■コンプレッション・ソックスに代わる物★と、訪問看護師さんの重要性 #50

今日は、訪問看護師さんに電話をしました。

クリニックを訪れた70代後半の女性の患者さんが、医師にコンプレッション・ストッキング(ハイソックス)を処方されたようなのですが、下肢の腫れの状態は特に変わっていないし、聞いたら「あんなの、できない。履くのはほぼ不可能」との答えでした。

確かに…。私も以前ここで、自分用に買ったコンプレッション靴下(ハイソックス)の話を書きましたが、一日の終わりが気持ちいい!のではありますが、朝、それを履くのに1,2分、余計に時間がかかるので、一分二分を争う朝は、「あ、時間無いからこれは今日無理」と思う日もあります。

この患者さんは、静脈瘤のスペシャリストの予約があるにはあるのですが、日にちが先で、同時に静脈性潰瘍もあるので、それまでの間、ちゃんとコンプレッションしておく必要があります。

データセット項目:
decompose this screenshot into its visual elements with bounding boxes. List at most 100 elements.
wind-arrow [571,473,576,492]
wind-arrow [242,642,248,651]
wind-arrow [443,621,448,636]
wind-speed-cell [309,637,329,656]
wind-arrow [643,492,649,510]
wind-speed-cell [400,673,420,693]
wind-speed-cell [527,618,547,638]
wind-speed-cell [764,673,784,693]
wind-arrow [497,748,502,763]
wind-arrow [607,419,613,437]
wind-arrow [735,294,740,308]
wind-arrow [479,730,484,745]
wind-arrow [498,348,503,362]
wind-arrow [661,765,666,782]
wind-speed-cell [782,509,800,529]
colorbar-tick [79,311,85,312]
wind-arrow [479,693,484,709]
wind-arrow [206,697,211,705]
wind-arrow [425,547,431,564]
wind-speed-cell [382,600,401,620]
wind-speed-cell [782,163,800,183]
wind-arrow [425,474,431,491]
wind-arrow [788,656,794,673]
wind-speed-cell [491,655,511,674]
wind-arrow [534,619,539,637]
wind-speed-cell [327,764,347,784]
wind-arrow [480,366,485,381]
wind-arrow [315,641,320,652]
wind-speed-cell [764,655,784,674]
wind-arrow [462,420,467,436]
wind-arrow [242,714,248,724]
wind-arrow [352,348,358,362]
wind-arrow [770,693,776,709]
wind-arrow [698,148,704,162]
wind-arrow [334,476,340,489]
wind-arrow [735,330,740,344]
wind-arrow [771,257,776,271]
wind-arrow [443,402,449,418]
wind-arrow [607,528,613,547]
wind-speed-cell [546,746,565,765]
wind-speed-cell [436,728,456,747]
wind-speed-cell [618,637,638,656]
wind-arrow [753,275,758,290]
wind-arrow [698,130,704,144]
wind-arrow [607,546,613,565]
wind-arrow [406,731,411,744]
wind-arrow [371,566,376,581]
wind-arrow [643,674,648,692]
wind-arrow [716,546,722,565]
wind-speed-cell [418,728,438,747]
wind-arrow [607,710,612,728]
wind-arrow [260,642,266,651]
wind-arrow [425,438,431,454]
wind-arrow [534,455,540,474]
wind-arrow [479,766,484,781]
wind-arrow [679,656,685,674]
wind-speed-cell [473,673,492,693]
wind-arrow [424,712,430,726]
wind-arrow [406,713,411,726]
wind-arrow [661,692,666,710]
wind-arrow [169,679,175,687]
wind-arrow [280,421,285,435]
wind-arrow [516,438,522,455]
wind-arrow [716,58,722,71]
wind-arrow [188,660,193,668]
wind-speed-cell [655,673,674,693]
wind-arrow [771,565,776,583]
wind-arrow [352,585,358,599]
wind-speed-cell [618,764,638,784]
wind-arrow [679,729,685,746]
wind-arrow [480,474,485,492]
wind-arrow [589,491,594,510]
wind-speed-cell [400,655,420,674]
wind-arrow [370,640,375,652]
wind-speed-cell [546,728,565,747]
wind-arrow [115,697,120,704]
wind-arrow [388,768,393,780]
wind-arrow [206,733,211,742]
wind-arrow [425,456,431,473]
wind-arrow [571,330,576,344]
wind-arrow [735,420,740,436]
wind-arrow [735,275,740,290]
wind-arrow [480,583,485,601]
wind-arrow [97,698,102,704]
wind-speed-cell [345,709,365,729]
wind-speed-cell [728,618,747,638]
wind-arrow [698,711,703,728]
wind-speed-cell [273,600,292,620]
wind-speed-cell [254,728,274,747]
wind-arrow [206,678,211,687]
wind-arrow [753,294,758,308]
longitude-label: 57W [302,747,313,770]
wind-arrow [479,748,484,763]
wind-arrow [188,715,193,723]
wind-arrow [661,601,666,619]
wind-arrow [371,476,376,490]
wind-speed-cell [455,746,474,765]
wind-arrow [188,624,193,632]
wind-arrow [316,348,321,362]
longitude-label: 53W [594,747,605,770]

▶ [練習問題]:
1. 課題文のうち「今日は、訪問看護師さんに電話をしました。」で始まり「日無理」と思う日もあります。」まで続く部分を、「ハイソックス」を「ロングソックス」に置き換えて書き直してください。
2. 次の(a)〜(c)は課題文の内容と合っていますか？それぞれ「はい」か「いいえ」で答え、判断の決め手となる課題文の言葉をそのまま引用してください。
(a) クリニックを訪れた患者さんは70代後半の女性である。
(b) 筆者は、コンプレッション靴下を朝履くのに1、2分余計に時間がかかる。
(c) 患者さんの下肢の腫れは、処方後に改善した。

▶ [解答]:
1.
今日は、訪問看護師さんに電話をしました。

クリニックを訪れた70代後半の女性の患者さんが、医師にコンプレッション・ストッキング(ロングソックス)を処方されたようなのですが、下肢の腫れの状態は特に変わっていないし、聞いたら「あんなの、できない。履くのはほぼ不可能」との答えでした。

確かに…。私も以前ここで、自分用に買ったコンプレッション靴下(ロングソックス)の話を書きましたが、一日の終わりが気持ちいい!のではありますが、朝、それを履くのに1,2分、余計に時間がかかるので、一分二分を争う朝は、「あ、時間無いからこれは今日無理」と思う日もあります。

2.
(a) はい。「70代後半の女性の患者さん」
(b) はい。「朝、それを履くのに1,2分、余計に時間がかかる」
(c) いいえ。「下肢の腫れの状態は特に変わっていない」